◆ Stored rows:

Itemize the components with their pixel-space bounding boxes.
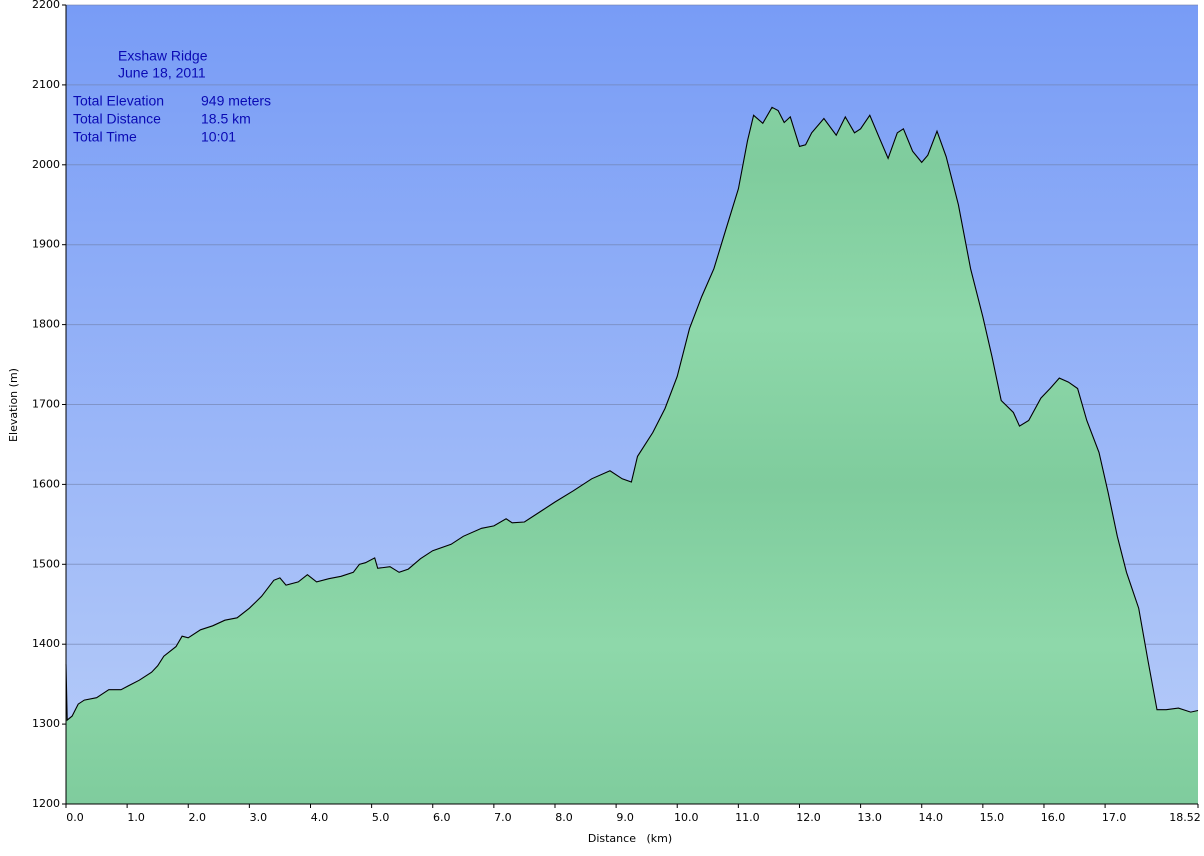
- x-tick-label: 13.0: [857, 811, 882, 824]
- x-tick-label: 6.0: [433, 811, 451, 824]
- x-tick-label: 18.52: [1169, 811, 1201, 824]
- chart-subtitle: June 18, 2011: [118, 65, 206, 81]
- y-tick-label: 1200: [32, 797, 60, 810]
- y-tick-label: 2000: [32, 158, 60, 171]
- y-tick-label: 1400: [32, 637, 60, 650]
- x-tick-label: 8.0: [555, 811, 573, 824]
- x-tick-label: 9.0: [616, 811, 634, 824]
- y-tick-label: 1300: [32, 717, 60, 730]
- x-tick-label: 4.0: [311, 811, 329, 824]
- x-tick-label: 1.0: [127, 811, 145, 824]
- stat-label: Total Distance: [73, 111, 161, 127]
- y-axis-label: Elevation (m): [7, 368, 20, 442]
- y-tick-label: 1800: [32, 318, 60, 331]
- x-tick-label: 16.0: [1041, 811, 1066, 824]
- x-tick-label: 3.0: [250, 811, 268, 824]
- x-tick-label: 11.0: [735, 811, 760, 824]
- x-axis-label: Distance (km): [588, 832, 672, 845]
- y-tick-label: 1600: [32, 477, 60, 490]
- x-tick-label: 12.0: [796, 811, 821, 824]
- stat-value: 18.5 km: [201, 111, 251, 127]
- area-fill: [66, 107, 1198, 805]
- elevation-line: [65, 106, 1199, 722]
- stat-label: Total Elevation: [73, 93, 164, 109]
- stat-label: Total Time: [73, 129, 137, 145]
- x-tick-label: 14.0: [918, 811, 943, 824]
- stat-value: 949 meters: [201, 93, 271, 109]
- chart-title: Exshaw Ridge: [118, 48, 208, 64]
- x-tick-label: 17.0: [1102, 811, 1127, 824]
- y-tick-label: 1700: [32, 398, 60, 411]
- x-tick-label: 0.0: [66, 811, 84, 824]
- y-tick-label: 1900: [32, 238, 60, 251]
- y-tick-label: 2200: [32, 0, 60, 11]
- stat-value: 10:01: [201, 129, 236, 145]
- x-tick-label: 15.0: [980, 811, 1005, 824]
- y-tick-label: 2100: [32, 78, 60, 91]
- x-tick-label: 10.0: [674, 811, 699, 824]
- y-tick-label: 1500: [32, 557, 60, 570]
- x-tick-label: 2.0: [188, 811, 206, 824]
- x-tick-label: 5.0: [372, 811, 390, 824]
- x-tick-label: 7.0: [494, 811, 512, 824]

...

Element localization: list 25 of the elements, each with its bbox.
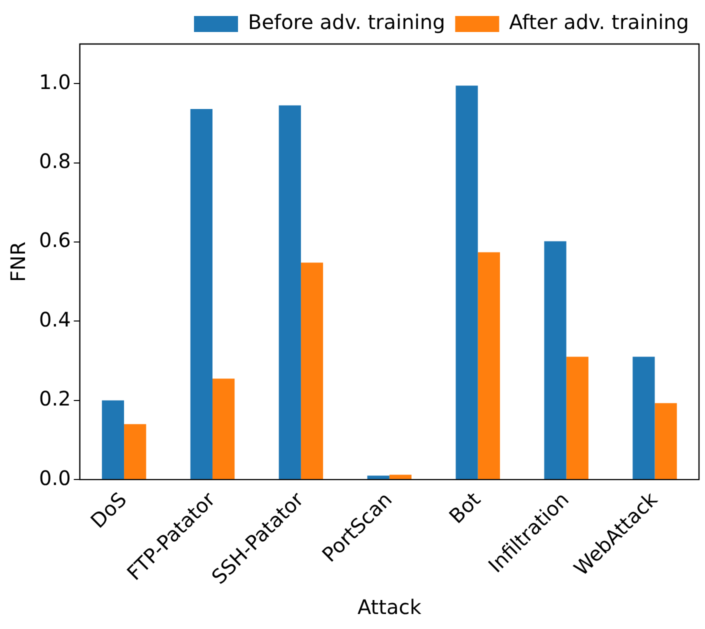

◆ Task goal:
Copy out the listing lines starting at the one containing "Itemize the components" and ending at the one containing "- x-tick-label: 3.0: [250, 811, 268, 824]", both included, without the pictures.

◆ Final result:
Itemize the components with their pixel-space bounding boxes.
- x-tick-label: 13.0: [857, 811, 882, 824]
- x-tick-label: 6.0: [433, 811, 451, 824]
- x-tick-label: 18.52: [1169, 811, 1201, 824]
- chart-subtitle: June 18, 2011: [118, 65, 206, 81]
- y-tick-label: 1200: [32, 797, 60, 810]
- y-tick-label: 2000: [32, 158, 60, 171]
- y-tick-label: 1400: [32, 637, 60, 650]
- x-tick-label: 8.0: [555, 811, 573, 824]
- x-tick-label: 9.0: [616, 811, 634, 824]
- y-tick-label: 1300: [32, 717, 60, 730]
- x-tick-label: 4.0: [311, 811, 329, 824]
- x-tick-label: 1.0: [127, 811, 145, 824]
- stat-label: Total Distance: [73, 111, 161, 127]
- y-axis-label: Elevation (m): [7, 368, 20, 442]
- y-tick-label: 1800: [32, 318, 60, 331]
- x-tick-label: 16.0: [1041, 811, 1066, 824]
- x-tick-label: 3.0: [250, 811, 268, 824]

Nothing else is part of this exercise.